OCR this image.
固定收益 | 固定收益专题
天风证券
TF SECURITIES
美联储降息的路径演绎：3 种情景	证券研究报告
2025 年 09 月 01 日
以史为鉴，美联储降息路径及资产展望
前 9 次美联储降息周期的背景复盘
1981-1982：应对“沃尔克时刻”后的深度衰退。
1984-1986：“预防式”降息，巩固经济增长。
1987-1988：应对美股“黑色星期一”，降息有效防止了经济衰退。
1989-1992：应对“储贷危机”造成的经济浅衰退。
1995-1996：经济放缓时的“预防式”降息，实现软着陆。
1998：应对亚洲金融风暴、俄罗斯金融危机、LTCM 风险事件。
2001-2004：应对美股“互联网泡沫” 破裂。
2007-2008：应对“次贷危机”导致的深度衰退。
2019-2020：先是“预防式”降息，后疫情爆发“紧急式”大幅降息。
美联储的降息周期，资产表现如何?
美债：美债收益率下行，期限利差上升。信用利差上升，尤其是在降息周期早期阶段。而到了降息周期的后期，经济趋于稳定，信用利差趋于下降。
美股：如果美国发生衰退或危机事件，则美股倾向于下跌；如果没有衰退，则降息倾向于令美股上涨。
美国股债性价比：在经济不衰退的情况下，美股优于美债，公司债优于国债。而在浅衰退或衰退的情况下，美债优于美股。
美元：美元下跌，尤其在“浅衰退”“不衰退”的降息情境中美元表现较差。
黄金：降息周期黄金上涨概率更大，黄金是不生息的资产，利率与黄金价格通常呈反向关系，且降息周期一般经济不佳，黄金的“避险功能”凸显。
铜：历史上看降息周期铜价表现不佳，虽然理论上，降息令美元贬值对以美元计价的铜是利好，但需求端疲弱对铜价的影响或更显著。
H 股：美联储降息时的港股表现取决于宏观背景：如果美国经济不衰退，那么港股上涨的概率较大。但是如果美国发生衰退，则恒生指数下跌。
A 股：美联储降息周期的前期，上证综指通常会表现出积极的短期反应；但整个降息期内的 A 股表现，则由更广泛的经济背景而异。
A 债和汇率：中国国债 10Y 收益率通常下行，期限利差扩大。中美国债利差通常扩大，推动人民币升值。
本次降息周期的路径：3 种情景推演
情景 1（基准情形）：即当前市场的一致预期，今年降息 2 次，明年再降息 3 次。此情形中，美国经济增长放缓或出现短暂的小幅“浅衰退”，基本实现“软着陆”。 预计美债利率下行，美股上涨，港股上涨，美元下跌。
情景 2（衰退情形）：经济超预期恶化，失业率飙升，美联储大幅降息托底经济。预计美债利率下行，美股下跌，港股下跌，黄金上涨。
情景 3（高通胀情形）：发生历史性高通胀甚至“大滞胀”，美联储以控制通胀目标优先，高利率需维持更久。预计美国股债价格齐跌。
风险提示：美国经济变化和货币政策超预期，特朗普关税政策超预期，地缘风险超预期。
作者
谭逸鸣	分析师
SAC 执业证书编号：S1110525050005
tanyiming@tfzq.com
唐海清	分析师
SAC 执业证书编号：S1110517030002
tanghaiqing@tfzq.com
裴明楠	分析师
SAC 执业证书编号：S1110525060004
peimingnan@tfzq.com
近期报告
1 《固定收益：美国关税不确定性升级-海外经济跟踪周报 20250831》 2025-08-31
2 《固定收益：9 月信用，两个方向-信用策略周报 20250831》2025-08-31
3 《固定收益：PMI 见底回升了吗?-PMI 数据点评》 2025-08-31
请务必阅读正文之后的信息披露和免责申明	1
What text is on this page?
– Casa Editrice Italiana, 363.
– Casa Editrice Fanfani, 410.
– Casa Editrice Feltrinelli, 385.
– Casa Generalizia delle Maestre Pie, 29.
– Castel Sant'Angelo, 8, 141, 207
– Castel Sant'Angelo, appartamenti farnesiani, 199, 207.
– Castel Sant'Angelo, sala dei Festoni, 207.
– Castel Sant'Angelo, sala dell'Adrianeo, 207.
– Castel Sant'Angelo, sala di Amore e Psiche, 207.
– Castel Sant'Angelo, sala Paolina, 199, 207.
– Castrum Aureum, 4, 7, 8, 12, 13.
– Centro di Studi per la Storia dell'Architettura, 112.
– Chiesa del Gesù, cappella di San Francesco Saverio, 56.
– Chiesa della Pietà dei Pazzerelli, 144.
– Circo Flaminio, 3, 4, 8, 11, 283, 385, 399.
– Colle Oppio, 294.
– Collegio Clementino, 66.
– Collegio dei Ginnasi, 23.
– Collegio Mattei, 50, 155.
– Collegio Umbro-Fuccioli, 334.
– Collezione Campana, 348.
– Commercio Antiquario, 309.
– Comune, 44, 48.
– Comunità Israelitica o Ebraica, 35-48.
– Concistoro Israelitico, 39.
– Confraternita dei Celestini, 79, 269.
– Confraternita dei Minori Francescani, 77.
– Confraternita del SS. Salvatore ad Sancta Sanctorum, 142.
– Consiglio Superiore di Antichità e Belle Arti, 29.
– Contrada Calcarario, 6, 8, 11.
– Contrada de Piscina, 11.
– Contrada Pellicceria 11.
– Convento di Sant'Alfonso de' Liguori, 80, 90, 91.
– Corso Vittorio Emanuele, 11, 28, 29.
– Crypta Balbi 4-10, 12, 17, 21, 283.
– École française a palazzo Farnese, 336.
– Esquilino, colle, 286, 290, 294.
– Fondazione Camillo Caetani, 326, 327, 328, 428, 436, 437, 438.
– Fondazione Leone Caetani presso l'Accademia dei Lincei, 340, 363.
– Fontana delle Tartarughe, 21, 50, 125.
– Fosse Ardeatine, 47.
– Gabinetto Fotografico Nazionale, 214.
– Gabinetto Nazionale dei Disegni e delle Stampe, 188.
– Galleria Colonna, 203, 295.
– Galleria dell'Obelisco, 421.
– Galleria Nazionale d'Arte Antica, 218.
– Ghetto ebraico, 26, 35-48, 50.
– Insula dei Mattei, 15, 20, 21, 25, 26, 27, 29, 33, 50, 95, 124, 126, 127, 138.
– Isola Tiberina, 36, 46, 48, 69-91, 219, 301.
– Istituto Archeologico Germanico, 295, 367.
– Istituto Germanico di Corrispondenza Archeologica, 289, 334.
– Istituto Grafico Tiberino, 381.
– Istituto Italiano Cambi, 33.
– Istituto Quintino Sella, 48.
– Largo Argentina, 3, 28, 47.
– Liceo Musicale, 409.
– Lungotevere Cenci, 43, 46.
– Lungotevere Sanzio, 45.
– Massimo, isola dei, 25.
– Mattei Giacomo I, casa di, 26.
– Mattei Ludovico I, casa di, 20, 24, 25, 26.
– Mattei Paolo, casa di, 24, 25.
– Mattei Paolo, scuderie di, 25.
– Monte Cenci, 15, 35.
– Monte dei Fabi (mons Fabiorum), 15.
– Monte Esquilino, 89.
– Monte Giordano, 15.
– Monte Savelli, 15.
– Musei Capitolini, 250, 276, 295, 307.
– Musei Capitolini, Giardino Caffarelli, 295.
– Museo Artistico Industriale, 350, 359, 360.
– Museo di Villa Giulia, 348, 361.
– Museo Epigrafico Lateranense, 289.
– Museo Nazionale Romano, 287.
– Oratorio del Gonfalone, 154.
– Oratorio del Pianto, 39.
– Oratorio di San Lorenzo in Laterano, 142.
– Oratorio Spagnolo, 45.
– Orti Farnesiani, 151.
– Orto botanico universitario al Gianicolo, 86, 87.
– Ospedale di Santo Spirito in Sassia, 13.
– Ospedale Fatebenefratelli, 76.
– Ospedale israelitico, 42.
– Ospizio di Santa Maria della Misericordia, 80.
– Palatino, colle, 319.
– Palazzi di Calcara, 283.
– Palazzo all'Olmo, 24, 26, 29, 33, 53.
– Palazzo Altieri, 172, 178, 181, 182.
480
------------
◆ Problem to solve ◆
Determine the number of lines in the data that contain "Cenci" as a word or string, and state only that number.

◆ Expected answer ◆
2